To do: Identify the lines that contain the string "néven", then copy each of them.
# Given records start
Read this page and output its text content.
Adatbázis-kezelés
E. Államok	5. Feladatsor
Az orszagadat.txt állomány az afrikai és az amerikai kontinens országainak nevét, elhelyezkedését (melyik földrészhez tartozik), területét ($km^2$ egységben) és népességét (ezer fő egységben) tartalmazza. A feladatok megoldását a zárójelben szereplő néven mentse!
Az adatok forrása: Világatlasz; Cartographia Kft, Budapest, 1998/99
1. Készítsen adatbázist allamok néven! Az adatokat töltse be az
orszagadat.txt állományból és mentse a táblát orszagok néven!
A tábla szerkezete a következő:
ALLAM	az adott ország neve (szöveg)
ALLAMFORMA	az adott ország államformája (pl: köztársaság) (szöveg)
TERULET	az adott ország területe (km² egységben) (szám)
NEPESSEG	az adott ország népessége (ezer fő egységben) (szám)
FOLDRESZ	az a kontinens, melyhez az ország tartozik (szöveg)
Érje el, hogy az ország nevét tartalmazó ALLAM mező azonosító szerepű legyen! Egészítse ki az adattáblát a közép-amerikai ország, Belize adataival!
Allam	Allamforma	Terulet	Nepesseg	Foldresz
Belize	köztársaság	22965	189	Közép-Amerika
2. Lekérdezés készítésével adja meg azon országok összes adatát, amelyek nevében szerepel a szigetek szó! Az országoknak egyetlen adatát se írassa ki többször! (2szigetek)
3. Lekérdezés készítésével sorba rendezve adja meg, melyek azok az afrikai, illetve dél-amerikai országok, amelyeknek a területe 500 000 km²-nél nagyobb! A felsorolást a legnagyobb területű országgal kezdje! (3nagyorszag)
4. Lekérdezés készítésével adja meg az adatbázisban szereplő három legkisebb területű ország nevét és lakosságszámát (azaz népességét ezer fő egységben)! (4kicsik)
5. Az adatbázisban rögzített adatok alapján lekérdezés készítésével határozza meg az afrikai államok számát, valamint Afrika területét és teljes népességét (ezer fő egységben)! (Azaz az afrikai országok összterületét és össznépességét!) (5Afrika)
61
# Given records end
Problem solution:
Az orszagadat.txt állomány az afrikai és az amerikai kontinens országainak nevét, elhelyezkedését (melyik földrészhez tartozik), területét ($km^2$ egységben) és népességét (ezer fő egységben) tartalmazza. A feladatok megoldását a zárójelben szereplő néven mentse!
1. Készítsen adatbázist allamok néven! Az adatokat töltse be az
orszagadat.txt állományból és mentse a táblát orszagok néven!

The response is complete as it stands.